== Texte du document
Le bouclier de papier de Bercy

Pour apaiser les rares consciences encore éveillées, l'État s'est entouré d'une armure de clauses contractuelles. Soyons exhaustifs, car c’est là que se joue la "non-braderie" :

  1. La "Golden Share" : l'État conserve une action spécifique lui permettant de bloquer toute revente d'actifs sensibles ou tout changement d'actionnariat chez l'acheteur qui mettrait en péril l'intérêt national.
  2. L'étanchéité technologique : un engagement ferme de maintenir la R&D et la production à Malemort-sur-Corrèze, sous peine de sanctions lourdes.
  3. Le rempart contre l'ITAR : les pièces destinées au Rafale doivent rester "conçues en France" pour éviter que Washington ne puisse s'opposer à nos exportations au nom de la propriété intellectuelle américaine.
  4. Le droit d'accès permanent : la DGA conserve un droit d'audit sur les lignes de production stratégiques pour s'assurer qu'aucun "bug" volontaire ou espionnage n'y soit introduit.
====
== Données du corpus
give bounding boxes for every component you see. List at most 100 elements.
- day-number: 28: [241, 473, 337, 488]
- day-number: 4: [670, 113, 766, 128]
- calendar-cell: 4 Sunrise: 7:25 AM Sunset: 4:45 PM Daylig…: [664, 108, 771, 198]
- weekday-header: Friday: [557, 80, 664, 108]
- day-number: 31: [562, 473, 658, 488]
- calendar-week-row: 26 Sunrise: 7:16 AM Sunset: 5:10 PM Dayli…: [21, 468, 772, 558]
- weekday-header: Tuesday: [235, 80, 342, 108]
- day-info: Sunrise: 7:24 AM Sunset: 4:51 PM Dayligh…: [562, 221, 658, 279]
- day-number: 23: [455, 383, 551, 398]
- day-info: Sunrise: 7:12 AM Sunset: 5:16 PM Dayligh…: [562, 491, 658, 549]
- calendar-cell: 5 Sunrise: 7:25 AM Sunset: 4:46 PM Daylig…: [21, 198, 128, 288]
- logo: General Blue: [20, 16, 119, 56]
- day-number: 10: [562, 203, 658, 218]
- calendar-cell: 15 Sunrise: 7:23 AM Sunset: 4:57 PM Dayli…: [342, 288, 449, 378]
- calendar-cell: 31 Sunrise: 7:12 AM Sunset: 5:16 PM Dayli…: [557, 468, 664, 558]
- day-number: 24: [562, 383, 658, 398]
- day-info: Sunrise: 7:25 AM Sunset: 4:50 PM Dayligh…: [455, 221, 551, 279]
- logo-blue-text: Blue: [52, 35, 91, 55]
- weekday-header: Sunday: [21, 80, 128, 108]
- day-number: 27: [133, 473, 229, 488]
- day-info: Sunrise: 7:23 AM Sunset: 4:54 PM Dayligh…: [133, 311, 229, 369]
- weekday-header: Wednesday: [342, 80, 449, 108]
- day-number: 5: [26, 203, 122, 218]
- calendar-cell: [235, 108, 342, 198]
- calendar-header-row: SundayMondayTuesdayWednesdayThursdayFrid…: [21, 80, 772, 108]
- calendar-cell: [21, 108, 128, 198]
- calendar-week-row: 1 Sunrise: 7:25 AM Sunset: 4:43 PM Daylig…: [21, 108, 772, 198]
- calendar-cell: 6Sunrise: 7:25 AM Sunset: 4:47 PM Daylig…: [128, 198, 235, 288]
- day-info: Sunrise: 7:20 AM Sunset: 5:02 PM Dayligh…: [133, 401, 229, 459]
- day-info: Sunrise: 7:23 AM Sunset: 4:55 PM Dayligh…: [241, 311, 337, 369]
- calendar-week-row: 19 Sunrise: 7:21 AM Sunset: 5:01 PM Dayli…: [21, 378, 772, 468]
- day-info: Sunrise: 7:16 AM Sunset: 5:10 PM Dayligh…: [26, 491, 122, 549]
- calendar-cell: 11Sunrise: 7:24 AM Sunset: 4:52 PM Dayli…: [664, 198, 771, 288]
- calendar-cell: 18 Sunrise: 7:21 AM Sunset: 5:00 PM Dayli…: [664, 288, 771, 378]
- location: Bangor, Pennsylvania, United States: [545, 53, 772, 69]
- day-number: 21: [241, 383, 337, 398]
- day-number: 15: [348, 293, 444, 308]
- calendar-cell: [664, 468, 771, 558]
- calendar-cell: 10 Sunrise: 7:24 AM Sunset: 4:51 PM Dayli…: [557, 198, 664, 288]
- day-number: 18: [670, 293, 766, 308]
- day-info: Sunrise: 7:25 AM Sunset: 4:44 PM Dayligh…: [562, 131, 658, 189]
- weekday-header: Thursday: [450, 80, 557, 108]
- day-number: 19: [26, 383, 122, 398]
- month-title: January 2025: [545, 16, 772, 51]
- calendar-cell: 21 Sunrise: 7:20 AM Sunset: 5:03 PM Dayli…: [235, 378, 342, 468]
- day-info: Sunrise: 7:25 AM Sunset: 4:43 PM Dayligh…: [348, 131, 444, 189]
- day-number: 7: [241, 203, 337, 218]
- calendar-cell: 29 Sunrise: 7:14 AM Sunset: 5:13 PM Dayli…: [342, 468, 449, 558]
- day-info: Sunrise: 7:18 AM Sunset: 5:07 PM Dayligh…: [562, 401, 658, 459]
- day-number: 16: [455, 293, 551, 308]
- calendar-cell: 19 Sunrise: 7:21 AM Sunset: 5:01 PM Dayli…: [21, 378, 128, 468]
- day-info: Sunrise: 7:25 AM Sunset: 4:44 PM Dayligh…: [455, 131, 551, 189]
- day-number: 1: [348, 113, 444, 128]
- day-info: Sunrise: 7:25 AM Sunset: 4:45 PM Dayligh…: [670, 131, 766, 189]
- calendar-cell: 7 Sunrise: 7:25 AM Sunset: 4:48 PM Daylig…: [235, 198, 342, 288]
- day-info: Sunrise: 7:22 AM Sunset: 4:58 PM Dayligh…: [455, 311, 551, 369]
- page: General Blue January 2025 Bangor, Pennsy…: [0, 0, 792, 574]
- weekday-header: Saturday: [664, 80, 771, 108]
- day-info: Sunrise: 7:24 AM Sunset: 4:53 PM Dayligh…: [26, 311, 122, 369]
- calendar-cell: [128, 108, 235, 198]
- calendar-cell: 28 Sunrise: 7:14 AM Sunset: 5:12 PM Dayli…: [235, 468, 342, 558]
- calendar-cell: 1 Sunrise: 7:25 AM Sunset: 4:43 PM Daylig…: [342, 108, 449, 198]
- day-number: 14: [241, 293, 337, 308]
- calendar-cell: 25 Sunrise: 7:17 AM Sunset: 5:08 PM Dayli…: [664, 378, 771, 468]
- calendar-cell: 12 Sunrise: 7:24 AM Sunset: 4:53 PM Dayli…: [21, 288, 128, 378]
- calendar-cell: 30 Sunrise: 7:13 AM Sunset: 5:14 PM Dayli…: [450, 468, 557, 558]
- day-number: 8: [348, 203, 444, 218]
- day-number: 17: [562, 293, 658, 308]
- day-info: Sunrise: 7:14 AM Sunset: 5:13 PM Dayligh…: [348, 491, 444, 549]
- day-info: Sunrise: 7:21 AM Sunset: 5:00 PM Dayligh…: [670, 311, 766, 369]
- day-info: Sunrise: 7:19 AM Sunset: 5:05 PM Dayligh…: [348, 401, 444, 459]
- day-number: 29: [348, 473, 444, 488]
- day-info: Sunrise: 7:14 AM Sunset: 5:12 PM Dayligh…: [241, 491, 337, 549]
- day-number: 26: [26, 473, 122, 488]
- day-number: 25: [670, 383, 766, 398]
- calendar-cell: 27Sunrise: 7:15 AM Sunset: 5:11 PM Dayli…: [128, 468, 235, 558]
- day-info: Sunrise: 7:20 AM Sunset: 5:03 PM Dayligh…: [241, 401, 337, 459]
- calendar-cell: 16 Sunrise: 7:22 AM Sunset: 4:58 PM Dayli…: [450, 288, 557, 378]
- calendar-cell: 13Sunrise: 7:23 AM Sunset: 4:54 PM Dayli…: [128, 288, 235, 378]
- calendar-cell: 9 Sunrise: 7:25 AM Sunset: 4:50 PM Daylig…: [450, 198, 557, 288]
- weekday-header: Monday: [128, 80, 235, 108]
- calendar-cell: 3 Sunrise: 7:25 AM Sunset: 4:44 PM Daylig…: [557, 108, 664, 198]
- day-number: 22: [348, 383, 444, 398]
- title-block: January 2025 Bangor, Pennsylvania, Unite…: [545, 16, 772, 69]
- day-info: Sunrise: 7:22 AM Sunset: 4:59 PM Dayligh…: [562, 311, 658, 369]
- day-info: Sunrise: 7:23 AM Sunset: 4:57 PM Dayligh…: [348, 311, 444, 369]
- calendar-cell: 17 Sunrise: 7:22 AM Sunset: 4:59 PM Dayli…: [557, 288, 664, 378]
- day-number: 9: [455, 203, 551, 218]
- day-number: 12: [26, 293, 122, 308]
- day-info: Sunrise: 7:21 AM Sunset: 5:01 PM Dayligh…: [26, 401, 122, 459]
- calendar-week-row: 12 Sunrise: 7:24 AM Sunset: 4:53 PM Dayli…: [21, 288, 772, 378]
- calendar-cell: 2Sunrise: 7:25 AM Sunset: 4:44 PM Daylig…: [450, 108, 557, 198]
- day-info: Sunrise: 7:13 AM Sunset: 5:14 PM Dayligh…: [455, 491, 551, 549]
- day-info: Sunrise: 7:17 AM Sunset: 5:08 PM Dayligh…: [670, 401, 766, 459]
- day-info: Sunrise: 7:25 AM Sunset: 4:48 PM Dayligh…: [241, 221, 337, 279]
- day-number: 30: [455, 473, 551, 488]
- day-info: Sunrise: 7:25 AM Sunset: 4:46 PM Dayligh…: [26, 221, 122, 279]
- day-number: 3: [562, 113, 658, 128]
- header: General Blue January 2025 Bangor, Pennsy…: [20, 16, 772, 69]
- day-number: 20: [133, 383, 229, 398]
====
• _Objectif de tâche_
Renvoyez le texte sur le bouclier de papier de Bercy dans son intégralité, sans la moindre modification.

• _Réponse attendue_
Le bouclier de papier de Bercy

Pour apaiser les rares consciences encore éveillées, l'État s'est entouré d'une armure de clauses contractuelles. Soyons exhaustifs, car c’est là que se joue la "non-braderie" :

  1. La "Golden Share" : l'État conserve une action spécifique lui permettant de bloquer toute revente d'actifs sensibles ou tout changement d'actionnariat chez l'acheteur qui mettrait en péril l'intérêt national.
  2. L'étanchéité technologique : un engagement ferme de maintenir la R&D et la production à Malemort-sur-Corrèze, sous peine de sanctions lourdes.
  3. Le rempart contre l'ITAR : les pièces destinées au Rafale doivent rester "conçues en France" pour éviter que Washington ne puisse s'opposer à nos exportations au nom de la propriété intellectuelle américaine.
  4. Le droit d'accès permanent : la DGA conserve un droit d'audit sur les lignes de production stratégiques pour s'assurer qu'aucun "bug" volontaire ou espionnage n'y soit introduit.